(Records from a data source)
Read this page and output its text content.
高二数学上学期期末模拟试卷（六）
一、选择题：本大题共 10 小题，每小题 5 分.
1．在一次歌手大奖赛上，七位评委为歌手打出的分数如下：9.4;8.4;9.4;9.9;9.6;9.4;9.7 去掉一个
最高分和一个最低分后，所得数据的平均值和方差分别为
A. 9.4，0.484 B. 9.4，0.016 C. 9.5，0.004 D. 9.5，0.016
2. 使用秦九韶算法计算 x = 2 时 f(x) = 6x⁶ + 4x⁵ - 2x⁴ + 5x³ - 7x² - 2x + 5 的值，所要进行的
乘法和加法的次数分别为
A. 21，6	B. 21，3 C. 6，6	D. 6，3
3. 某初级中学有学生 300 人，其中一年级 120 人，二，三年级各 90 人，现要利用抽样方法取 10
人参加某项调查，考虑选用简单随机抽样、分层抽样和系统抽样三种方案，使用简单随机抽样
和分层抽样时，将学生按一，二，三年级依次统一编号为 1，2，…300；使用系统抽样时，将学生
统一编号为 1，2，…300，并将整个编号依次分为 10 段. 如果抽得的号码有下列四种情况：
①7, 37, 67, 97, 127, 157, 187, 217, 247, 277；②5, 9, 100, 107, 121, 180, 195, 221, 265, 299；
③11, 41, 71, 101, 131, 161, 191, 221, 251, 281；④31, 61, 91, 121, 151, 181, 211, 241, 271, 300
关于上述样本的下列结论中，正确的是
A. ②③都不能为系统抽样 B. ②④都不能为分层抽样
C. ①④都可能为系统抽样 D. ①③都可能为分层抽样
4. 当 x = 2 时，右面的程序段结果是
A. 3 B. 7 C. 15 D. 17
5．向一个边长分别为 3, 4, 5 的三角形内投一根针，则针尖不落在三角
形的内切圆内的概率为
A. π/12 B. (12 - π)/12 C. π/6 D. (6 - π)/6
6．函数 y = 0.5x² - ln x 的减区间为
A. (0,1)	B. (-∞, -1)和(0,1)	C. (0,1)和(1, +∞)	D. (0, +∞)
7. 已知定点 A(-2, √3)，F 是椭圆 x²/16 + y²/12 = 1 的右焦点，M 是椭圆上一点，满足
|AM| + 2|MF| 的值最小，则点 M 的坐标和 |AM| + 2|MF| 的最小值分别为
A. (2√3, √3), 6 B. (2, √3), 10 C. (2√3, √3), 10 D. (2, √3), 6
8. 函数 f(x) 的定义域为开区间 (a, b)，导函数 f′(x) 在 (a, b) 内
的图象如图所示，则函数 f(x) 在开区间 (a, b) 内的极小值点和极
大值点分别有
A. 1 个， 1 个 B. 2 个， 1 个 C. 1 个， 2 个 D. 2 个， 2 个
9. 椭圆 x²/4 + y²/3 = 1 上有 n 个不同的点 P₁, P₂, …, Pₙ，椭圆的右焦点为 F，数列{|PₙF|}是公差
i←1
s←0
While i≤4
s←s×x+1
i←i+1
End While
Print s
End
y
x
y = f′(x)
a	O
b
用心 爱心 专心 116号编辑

- WHAT IS NEEDED
Please repeat the listing above in full and exactly.

- TASK SOLUTION
Read this page and output its text content.
高二数学上学期期末模拟试卷（六）
一、选择题：本大题共 10 小题，每小题 5 分.
1．在一次歌手大奖赛上，七位评委为歌手打出的分数如下：9.4;8.4;9.4;9.9;9.6;9.4;9.7 去掉一个
最高分和一个最低分后，所得数据的平均值和方差分别为
A. 9.4，0.484 B. 9.4，0.016 C. 9.5，0.004 D. 9.5，0.016
2. 使用秦九韶算法计算 x = 2 时 f(x) = 6x⁶ + 4x⁵ - 2x⁴ + 5x³ - 7x² - 2x + 5 的值，所要进行的
乘法和加法的次数分别为
A. 21，6	B. 21，3 C. 6，6	D. 6，3
3. 某初级中学有学生 300 人，其中一年级 120 人，二，三年级各 90 人，现要利用抽样方法取 10
人参加某项调查，考虑选用简单随机抽样、分层抽样和系统抽样三种方案，使用简单随机抽样
和分层抽样时，将学生按一，二，三年级依次统一编号为 1，2，…300；使用系统抽样时，将学生
统一编号为 1，2，…300，并将整个编号依次分为 10 段. 如果抽得的号码有下列四种情况：
①7, 37, 67, 97, 127, 157, 187, 217, 247, 277；②5, 9, 100, 107, 121, 180, 195, 221, 265, 299；
③11, 41, 71, 101, 131, 161, 191, 221, 251, 281；④31, 61, 91, 121, 151, 181, 211, 241, 271, 300
关于上述样本的下列结论中，正确的是
A. ②③都不能为系统抽样 B. ②④都不能为分层抽样
C. ①④都可能为系统抽样 D. ①③都可能为分层抽样
4. 当 x = 2 时，右面的程序段结果是
A. 3 B. 7 C. 15 D. 17
5．向一个边长分别为 3, 4, 5 的三角形内投一根针，则针尖不落在三角
形的内切圆内的概率为
A. π/12 B. (12 - π)/12 C. π/6 D. (6 - π)/6
6．函数 y = 0.5x² - ln x 的减区间为
A. (0,1)	B. (-∞, -1)和(0,1)	C. (0,1)和(1, +∞)	D. (0, +∞)
7. 已知定点 A(-2, √3)，F 是椭圆 x²/16 + y²/12 = 1 的右焦点，M 是椭圆上一点，满足
|AM| + 2|MF| 的值最小，则点 M 的坐标和 |AM| + 2|MF| 的最小值分别为
A. (2√3, √3), 6 B. (2, √3), 10 C. (2√3, √3), 10 D. (2, √3), 6
8. 函数 f(x) 的定义域为开区间 (a, b)，导函数 f′(x) 在 (a, b) 内
的图象如图所示，则函数 f(x) 在开区间 (a, b) 内的极小值点和极
大值点分别有
A. 1 个， 1 个 B. 2 个， 1 个 C. 1 个， 2 个 D. 2 个， 2 个
9. 椭圆 x²/4 + y²/3 = 1 上有 n 个不同的点 P₁, P₂, …, Pₙ，椭圆的右焦点为 F，数列{|PₙF|}是公差
i←1
s←0
While i≤4
s←s×x+1
i←i+1
End While
Print s
End
y
x
y = f′(x)
a	O
b
用心 爱心 专心 116号编辑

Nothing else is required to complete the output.